INFORMATION SHOWN:
■ ■ ■ ■ ■ ■ ■

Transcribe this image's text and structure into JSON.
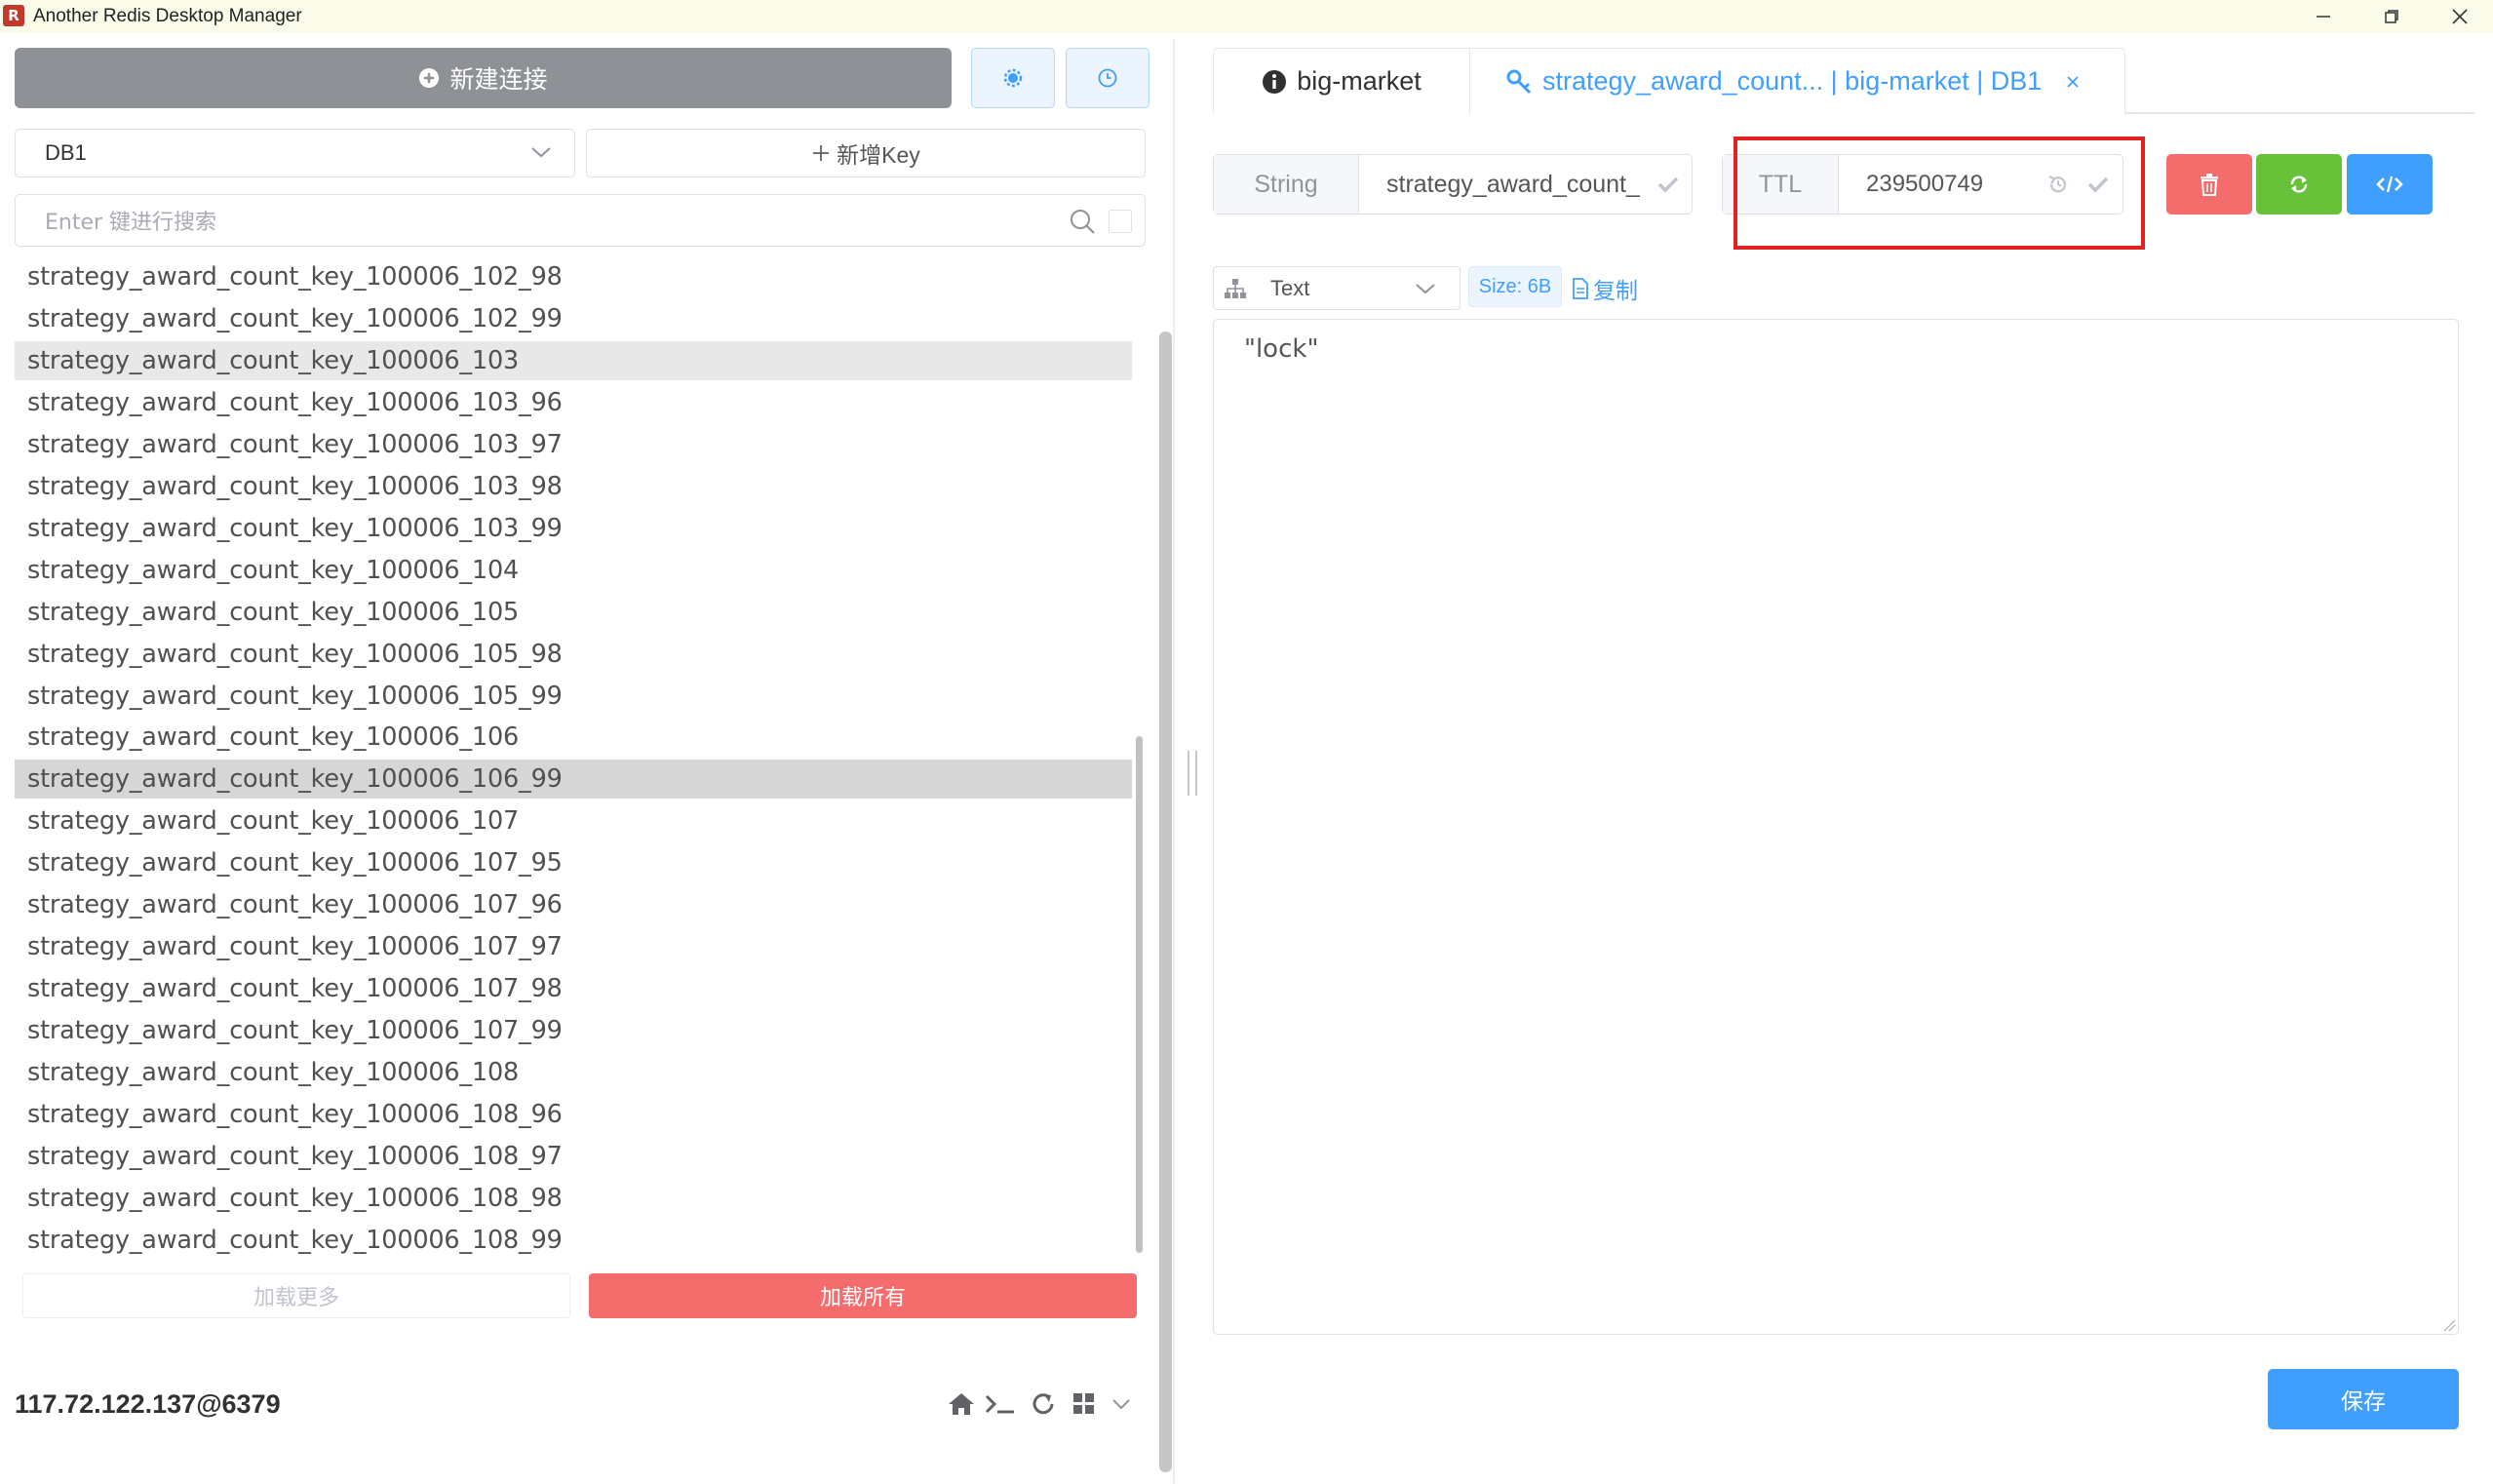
{
  "window": {
    "title": "Another Redis Desktop Manager",
    "icon_glyph": "R"
  },
  "sidebar": {
    "new_connection_label": "新建连接",
    "db_select_value": "DB1",
    "add_key_label": "新增Key",
    "search_placeholder": "Enter 键进行搜索",
    "keys": [
      "strategy_award_count_key_100006_102_98",
      "strategy_award_count_key_100006_102_99",
      "strategy_award_count_key_100006_103",
      "strategy_award_count_key_100006_103_96",
      "strategy_award_count_key_100006_103_97",
      "strategy_award_count_key_100006_103_98",
      "strategy_award_count_key_100006_103_99",
      "strategy_award_count_key_100006_104",
      "strategy_award_count_key_100006_105",
      "strategy_award_count_key_100006_105_98",
      "strategy_award_count_key_100006_105_99",
      "strategy_award_count_key_100006_106",
      "strategy_award_count_key_100006_106_99",
      "strategy_award_count_key_100006_107",
      "strategy_award_count_key_100006_107_95",
      "strategy_award_count_key_100006_107_96",
      "strategy_award_count_key_100006_107_97",
      "strategy_award_count_key_100006_107_98",
      "strategy_award_count_key_100006_107_99",
      "strategy_award_count_key_100006_108",
      "strategy_award_count_key_100006_108_96",
      "strategy_award_count_key_100006_108_97",
      "strategy_award_count_key_100006_108_98",
      "strategy_award_count_key_100006_108_99"
    ],
    "load_more_label": "加载更多",
    "load_all_label": "加载所有",
    "connection_address": "117.72.122.137@6379"
  },
  "tabs": [
    {
      "label": "big-market",
      "icon": "info-icon"
    },
    {
      "label": "strategy_award_count... | big-market | DB1",
      "icon": "key-icon"
    }
  ],
  "key_detail": {
    "type_label": "String",
    "key_name": "strategy_award_count_",
    "ttl_label": "TTL",
    "ttl_value": "239500749",
    "format_value": "Text",
    "size_label": "Size: 6B",
    "copy_label": "复制",
    "value_text": "\"lock\"",
    "save_label": "保存"
  },
  "colors": {
    "accent": "#409eff",
    "danger": "#f56c6c",
    "success": "#67c23a",
    "highlight_box": "#e32121"
  }
}
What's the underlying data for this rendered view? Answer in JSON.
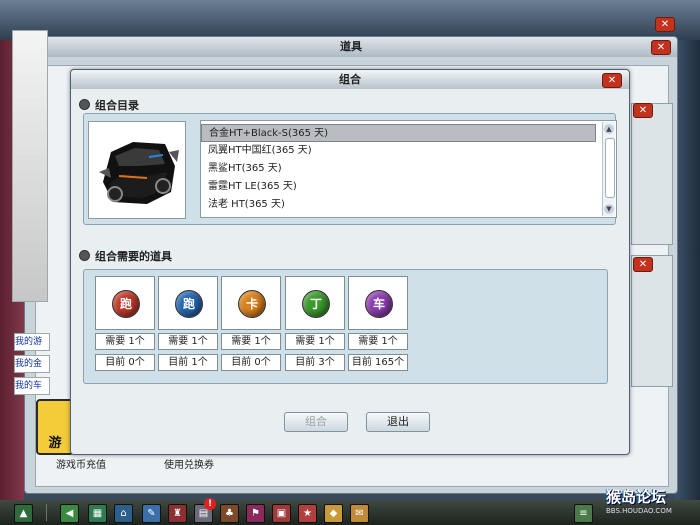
{
  "back_window": {
    "title": "道具",
    "side_links": [
      "我的游",
      "我的金",
      "我的车"
    ],
    "bottom_labels": [
      "游戏币充值",
      "使用兑换券"
    ],
    "game_icon_label": "游"
  },
  "dialog": {
    "title": "组合",
    "section_catalog": "组合目录",
    "catalog_items": [
      "合金HT+Black-S(365 天)",
      "凤翼HT中国红(365 天)",
      "黑鲨HT(365 天)",
      "雷霆HT LE(365 天)",
      "法老 HT(365 天)"
    ],
    "selected_index": 0,
    "section_required": "组合需要的道具",
    "required_items": [
      {
        "glyph": "跑",
        "color": "#c0392b",
        "need": "需要 1个",
        "current": "目前 0个"
      },
      {
        "glyph": "跑",
        "color": "#2566b0",
        "need": "需要 1个",
        "current": "目前 1个"
      },
      {
        "glyph": "卡",
        "color": "#d9801e",
        "need": "需要 1个",
        "current": "目前 0个"
      },
      {
        "glyph": "丁",
        "color": "#3c9a2e",
        "need": "需要 1个",
        "current": "目前 3个"
      },
      {
        "glyph": "车",
        "color": "#8b3db0",
        "need": "需要 1个",
        "current": "目前 165个"
      }
    ],
    "combine_button": "组合",
    "exit_button": "退出"
  },
  "watermark": {
    "main": "猴岛论坛",
    "sub": "BBS.HOUDAO.COM"
  },
  "colors": {
    "close": "#c2331f",
    "dialog_bg": "#e9eef1",
    "panel_bg": "#cfe0e8"
  }
}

■ ■ ■ ■ ■ ■ ■

Exactly the lines from the one with "What's the underlying" through the end of the records should be written out, and only those. Pictures do not belong in the copy.

EXERCISE RESPONSE:
What's the underlying data for this rendered view? Answer in JSON.
{
  "back_window": {
    "title": "道具",
    "side_links": [
      "我的游",
      "我的金",
      "我的车"
    ],
    "bottom_labels": [
      "游戏币充值",
      "使用兑换券"
    ],
    "game_icon_label": "游"
  },
  "dialog": {
    "title": "组合",
    "section_catalog": "组合目录",
    "catalog_items": [
      "合金HT+Black-S(365 天)",
      "凤翼HT中国红(365 天)",
      "黑鲨HT(365 天)",
      "雷霆HT LE(365 天)",
      "法老 HT(365 天)"
    ],
    "selected_index": 0,
    "section_required": "组合需要的道具",
    "required_items": [
      {
        "glyph": "跑",
        "color": "#c0392b",
        "need": "需要 1个",
        "current": "目前 0个"
      },
      {
        "glyph": "跑",
        "color": "#2566b0",
        "need": "需要 1个",
        "current": "目前 1个"
      },
      {
        "glyph": "卡",
        "color": "#d9801e",
        "need": "需要 1个",
        "current": "目前 0个"
      },
      {
        "glyph": "丁",
        "color": "#3c9a2e",
        "need": "需要 1个",
        "current": "目前 3个"
      },
      {
        "glyph": "车",
        "color": "#8b3db0",
        "need": "需要 1个",
        "current": "目前 165个"
      }
    ],
    "combine_button": "组合",
    "exit_button": "退出"
  },
  "watermark": {
    "main": "猴岛论坛",
    "sub": "BBS.HOUDAO.COM"
  },
  "colors": {
    "close": "#c2331f",
    "dialog_bg": "#e9eef1",
    "panel_bg": "#cfe0e8"
  }
}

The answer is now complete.